Find the lines that contain the word "Maria" and copy each one.
= = = =
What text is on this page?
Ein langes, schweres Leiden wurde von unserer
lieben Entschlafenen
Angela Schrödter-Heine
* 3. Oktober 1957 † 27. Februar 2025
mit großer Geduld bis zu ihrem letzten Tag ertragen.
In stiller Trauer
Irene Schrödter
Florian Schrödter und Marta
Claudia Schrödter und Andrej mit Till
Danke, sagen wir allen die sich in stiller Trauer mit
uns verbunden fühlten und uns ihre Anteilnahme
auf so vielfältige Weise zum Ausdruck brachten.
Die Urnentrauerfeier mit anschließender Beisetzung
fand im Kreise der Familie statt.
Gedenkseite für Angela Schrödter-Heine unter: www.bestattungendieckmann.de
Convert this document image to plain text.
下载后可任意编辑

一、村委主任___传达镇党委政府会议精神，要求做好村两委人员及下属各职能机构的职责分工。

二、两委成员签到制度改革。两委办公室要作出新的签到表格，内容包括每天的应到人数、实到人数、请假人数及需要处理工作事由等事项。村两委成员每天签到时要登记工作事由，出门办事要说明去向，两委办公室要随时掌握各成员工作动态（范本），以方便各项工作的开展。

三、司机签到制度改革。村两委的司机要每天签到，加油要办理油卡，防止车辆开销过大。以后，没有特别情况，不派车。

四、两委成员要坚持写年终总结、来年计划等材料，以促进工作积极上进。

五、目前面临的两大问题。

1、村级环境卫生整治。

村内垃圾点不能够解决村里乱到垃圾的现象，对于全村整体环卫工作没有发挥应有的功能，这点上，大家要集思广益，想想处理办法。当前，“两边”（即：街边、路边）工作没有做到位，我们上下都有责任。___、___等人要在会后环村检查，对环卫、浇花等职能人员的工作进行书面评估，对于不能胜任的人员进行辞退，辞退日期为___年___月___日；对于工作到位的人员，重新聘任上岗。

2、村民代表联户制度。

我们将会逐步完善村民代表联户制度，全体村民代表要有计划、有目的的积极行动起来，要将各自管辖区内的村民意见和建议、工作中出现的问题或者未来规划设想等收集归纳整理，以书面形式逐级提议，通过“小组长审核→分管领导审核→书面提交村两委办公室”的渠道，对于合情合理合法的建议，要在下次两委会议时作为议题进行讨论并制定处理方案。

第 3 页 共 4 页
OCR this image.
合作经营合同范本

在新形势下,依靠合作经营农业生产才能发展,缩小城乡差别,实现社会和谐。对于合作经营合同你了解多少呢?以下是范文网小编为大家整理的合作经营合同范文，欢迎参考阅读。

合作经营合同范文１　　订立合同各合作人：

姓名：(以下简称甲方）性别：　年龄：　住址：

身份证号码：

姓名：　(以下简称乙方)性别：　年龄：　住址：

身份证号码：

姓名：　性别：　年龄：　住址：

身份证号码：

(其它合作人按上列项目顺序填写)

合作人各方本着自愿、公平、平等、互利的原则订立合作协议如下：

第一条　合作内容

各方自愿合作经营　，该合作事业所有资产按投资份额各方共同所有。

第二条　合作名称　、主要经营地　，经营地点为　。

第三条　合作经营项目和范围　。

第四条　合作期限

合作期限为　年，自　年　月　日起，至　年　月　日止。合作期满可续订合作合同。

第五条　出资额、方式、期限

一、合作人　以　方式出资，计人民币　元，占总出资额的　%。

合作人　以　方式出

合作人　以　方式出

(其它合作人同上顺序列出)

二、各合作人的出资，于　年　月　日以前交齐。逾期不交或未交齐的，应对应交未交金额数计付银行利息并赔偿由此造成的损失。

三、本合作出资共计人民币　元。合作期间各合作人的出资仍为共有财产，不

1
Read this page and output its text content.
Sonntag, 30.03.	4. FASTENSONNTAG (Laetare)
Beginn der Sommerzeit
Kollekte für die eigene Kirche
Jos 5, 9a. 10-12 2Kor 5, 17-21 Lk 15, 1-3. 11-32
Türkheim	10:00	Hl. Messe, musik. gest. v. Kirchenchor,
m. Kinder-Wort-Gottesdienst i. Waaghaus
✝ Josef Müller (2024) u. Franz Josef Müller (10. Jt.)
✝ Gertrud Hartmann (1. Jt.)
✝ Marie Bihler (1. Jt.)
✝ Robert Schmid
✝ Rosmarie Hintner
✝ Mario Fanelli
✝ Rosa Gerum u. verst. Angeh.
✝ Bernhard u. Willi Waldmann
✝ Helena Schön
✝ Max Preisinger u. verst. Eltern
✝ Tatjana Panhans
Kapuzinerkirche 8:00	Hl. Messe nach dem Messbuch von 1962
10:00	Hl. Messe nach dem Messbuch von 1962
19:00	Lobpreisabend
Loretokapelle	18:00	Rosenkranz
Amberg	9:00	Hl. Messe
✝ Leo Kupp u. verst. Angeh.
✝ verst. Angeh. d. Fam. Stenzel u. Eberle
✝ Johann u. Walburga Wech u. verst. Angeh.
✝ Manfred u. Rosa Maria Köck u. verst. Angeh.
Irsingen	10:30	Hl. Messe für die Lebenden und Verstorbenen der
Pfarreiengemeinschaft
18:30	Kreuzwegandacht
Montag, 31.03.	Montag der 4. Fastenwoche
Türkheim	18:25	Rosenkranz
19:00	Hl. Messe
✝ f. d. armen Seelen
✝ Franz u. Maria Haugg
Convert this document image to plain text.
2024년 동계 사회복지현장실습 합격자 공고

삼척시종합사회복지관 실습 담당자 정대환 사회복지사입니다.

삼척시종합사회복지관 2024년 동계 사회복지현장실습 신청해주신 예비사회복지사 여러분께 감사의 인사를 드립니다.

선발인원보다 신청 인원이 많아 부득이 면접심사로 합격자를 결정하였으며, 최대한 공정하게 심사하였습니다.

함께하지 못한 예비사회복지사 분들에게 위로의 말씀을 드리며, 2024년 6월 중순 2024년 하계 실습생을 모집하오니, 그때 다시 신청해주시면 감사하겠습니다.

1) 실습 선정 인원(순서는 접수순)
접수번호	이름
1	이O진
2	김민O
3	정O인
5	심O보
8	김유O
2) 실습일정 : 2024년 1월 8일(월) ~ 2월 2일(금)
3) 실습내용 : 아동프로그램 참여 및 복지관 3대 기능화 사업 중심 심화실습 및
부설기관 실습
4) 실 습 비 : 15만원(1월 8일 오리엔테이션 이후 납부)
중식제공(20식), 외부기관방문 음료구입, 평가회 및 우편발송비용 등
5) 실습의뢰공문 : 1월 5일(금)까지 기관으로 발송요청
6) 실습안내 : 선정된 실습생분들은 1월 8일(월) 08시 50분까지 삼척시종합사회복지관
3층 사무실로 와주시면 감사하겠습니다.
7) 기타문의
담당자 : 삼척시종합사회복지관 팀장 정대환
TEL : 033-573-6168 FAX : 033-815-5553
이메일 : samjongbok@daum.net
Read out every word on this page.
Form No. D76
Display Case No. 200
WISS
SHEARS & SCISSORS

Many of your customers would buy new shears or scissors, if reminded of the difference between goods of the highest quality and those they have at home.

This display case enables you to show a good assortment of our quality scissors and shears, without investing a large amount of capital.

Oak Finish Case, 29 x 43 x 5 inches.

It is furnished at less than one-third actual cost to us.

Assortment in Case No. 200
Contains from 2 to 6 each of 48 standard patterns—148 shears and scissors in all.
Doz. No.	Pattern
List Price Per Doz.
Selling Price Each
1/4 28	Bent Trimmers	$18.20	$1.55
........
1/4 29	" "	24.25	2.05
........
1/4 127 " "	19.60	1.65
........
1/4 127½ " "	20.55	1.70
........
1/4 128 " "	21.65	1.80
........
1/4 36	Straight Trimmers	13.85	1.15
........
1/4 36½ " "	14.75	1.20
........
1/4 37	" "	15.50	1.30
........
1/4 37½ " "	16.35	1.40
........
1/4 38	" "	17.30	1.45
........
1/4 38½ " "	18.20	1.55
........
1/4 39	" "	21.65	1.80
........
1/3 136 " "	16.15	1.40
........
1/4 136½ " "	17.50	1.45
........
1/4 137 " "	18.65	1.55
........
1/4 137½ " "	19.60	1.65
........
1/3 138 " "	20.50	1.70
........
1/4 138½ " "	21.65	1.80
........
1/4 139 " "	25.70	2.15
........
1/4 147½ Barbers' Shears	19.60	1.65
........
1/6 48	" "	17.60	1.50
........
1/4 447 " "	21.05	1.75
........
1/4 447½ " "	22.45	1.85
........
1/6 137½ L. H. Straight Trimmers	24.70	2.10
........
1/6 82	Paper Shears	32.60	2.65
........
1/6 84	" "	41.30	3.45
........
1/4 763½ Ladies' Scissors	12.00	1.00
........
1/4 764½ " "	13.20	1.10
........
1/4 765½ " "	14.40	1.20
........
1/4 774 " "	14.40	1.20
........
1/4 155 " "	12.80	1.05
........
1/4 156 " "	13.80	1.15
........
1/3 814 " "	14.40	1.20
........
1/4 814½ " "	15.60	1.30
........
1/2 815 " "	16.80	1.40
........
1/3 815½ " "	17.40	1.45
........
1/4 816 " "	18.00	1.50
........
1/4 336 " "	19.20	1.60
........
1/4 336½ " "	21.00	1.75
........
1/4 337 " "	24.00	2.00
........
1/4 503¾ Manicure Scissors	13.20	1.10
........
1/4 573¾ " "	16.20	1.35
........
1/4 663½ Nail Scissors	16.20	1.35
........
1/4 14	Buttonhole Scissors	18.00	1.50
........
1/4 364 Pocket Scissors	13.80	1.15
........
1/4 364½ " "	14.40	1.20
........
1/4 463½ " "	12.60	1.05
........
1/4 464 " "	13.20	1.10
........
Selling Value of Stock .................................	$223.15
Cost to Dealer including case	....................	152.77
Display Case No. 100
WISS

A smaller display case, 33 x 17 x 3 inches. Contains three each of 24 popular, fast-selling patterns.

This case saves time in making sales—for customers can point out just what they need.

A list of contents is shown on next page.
= = = =
◆ **Finished task**
✝ Manfred u. Rosa Maria Köck u. verst. Angeh.
✝ Franz u. Maria Haugg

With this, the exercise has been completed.